▸ **STATED GOAL**: Check every line for the word "quality" and give the number of lines where it occurs, nothing else.

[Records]
[START]
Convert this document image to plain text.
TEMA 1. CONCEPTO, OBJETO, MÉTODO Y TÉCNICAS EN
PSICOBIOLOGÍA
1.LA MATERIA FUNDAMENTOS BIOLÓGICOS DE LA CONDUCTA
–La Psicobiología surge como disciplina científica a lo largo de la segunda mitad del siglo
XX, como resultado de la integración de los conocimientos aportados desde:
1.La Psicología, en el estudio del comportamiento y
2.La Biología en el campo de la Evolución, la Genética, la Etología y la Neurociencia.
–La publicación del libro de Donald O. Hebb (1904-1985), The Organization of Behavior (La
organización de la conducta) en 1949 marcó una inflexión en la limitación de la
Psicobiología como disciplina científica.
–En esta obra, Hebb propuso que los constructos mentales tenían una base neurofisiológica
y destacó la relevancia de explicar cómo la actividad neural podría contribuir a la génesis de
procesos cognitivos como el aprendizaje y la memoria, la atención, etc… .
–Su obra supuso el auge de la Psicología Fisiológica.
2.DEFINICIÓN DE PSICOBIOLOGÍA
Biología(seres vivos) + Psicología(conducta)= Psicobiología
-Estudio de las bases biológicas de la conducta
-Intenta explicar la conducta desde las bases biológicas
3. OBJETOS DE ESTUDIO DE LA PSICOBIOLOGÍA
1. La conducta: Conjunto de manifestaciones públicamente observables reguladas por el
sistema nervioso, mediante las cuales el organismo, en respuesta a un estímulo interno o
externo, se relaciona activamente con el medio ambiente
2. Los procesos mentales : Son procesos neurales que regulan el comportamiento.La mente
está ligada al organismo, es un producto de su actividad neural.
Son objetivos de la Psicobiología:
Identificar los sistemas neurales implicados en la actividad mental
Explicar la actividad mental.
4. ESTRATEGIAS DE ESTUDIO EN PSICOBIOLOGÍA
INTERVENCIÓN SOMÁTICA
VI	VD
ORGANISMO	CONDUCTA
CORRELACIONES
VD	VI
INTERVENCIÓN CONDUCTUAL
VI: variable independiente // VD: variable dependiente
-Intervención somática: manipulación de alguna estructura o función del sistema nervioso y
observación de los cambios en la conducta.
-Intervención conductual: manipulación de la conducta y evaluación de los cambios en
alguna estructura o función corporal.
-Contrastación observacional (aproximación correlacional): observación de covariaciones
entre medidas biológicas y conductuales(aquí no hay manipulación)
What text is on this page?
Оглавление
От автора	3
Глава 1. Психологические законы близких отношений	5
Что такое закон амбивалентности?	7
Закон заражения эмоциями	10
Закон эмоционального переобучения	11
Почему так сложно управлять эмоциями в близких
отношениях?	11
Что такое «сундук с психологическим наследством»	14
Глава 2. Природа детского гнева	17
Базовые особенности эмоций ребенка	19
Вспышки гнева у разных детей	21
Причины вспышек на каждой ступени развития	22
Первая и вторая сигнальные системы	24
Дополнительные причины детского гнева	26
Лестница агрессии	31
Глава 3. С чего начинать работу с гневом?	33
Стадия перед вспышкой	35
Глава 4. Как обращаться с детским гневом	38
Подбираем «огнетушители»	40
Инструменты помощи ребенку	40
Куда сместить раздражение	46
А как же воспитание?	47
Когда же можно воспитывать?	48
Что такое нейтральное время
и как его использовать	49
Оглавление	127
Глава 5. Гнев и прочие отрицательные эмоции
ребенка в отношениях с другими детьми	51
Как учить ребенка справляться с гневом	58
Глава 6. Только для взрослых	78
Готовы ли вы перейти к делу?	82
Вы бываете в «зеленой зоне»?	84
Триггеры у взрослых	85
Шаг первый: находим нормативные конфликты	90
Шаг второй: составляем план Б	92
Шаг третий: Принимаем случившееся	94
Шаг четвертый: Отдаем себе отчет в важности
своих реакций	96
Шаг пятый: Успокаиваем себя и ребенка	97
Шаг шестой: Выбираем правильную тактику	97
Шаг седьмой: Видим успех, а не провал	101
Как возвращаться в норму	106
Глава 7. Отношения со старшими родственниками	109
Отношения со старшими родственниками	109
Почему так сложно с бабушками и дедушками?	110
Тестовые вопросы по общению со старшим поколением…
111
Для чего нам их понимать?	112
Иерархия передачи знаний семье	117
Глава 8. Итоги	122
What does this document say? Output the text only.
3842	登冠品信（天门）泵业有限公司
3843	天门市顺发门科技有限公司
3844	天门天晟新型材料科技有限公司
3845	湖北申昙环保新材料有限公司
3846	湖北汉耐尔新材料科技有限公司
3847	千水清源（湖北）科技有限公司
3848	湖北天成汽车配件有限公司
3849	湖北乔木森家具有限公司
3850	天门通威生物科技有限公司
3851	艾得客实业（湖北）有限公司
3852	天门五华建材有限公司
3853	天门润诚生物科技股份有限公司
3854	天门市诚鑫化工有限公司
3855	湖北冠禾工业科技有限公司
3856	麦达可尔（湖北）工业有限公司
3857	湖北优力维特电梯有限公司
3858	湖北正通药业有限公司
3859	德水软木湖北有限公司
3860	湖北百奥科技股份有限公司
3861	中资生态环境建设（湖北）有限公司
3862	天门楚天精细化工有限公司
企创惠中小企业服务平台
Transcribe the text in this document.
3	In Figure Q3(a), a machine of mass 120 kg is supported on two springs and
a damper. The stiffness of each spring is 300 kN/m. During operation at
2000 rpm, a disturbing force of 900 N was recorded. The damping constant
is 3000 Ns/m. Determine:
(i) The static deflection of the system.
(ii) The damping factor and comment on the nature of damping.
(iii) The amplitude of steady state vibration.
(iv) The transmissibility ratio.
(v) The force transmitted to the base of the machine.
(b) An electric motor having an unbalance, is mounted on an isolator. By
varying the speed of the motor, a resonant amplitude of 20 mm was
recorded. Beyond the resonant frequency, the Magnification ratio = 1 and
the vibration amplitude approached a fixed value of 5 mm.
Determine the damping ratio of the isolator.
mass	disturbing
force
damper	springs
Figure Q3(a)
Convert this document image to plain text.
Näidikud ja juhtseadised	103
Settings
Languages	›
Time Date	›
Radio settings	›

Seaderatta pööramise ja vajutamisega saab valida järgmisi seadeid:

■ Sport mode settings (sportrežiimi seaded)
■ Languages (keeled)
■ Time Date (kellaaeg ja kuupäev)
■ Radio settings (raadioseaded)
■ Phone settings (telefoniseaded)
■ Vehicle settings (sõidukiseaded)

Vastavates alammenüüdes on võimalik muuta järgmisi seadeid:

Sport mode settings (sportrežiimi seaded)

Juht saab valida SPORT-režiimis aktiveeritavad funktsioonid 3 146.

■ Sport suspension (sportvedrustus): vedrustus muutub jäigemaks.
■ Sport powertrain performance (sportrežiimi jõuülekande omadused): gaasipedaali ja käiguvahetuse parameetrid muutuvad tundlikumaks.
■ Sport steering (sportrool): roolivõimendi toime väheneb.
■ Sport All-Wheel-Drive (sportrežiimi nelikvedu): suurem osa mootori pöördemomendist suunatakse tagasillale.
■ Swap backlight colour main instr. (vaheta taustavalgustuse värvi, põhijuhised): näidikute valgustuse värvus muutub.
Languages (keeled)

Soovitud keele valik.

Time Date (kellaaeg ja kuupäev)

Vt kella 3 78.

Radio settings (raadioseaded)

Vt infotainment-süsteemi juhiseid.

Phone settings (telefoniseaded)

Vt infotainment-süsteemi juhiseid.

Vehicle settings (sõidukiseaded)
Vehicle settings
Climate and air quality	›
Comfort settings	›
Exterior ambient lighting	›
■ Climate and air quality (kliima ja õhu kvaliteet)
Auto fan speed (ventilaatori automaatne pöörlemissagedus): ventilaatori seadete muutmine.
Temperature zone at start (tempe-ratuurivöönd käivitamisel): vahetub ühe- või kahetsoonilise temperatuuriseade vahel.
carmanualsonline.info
[END]
▸ **RESPONSE TO THIS TASK**: 2